## Exercise aim
Lift out all lines below that contain "rutrum".
<<<<
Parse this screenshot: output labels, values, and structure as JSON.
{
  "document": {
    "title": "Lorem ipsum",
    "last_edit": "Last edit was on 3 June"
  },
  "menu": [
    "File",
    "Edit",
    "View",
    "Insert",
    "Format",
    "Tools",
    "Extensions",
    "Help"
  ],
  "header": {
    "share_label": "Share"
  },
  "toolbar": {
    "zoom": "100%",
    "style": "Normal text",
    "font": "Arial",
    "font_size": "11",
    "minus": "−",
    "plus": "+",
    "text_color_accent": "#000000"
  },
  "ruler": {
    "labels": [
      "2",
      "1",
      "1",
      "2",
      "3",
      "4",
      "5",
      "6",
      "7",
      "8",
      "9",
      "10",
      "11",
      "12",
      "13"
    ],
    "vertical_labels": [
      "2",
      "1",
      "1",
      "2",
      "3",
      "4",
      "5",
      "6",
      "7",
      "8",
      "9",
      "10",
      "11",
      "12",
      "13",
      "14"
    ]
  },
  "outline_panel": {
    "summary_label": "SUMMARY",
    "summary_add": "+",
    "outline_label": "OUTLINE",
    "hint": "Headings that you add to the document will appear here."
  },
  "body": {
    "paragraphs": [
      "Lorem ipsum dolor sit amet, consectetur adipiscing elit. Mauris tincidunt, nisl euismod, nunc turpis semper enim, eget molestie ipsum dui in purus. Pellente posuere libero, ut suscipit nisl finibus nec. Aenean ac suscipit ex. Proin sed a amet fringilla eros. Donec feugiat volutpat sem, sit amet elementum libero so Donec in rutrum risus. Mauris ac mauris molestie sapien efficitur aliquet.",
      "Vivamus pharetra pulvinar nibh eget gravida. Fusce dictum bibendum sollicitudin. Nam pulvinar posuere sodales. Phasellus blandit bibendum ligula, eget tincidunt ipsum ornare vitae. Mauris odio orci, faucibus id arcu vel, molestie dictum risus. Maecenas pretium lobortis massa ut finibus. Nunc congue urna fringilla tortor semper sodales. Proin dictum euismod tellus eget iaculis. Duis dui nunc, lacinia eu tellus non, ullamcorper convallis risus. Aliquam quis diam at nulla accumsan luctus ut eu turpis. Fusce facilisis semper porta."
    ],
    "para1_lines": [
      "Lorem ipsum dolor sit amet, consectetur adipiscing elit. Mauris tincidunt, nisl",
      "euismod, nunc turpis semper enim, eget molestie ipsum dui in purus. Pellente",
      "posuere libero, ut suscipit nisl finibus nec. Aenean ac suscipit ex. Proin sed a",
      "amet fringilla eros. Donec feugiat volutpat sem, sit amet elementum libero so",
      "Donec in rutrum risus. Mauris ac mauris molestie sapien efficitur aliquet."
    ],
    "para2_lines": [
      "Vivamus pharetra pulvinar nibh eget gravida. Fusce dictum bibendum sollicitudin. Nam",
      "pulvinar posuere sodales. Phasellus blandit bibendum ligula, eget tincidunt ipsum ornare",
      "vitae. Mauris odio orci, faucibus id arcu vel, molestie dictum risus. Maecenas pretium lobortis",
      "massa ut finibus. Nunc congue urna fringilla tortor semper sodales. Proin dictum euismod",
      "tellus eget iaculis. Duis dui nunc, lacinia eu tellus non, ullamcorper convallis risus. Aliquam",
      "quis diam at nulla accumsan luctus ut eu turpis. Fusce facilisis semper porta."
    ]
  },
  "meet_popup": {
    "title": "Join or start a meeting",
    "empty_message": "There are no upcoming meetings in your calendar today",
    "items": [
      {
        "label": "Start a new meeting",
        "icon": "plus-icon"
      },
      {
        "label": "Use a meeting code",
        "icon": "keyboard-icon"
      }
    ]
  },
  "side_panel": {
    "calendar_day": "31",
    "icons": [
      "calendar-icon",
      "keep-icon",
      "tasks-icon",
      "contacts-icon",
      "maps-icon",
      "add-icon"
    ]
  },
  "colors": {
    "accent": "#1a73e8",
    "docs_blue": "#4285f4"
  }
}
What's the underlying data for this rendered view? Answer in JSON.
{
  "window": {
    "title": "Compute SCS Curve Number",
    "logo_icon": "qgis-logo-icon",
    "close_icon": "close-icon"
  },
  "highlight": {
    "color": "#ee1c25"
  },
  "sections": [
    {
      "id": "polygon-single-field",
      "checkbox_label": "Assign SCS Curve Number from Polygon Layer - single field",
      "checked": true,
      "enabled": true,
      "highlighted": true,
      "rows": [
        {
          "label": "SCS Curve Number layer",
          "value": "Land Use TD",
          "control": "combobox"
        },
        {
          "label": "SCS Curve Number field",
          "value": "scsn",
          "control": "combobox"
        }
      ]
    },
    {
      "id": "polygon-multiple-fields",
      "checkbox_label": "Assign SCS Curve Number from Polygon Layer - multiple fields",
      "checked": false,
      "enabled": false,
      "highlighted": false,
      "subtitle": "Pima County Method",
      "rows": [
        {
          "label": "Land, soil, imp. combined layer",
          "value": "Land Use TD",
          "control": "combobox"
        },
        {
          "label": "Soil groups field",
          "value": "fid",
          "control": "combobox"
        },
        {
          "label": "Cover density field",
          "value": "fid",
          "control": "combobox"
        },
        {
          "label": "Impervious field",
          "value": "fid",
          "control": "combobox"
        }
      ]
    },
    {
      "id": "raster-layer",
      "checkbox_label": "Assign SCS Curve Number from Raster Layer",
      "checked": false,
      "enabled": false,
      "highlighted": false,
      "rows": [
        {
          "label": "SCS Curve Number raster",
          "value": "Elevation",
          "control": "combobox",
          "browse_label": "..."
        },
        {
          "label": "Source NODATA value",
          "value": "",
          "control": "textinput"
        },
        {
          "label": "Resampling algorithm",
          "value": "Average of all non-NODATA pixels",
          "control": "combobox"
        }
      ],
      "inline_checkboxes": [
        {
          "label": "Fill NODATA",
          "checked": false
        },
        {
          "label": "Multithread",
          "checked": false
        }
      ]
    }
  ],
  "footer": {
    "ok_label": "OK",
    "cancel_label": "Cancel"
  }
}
>>>>
## Finished exercise
      "Lorem ipsum dolor sit amet, consectetur adipiscing elit. Mauris tincidunt, nisl euismod, nunc turpis semper enim, eget molestie ipsum dui in purus. Pellente posuere libero, ut suscipit nisl finibus nec. Aenean ac suscipit ex. Proin sed a amet fringilla eros. Donec feugiat volutpat sem, sit amet elementum libero so Donec in rutrum risus. Mauris ac mauris molestie sapien efficitur aliquet.",
      "Donec in rutrum risus. Mauris ac mauris molestie sapien efficitur aliquet."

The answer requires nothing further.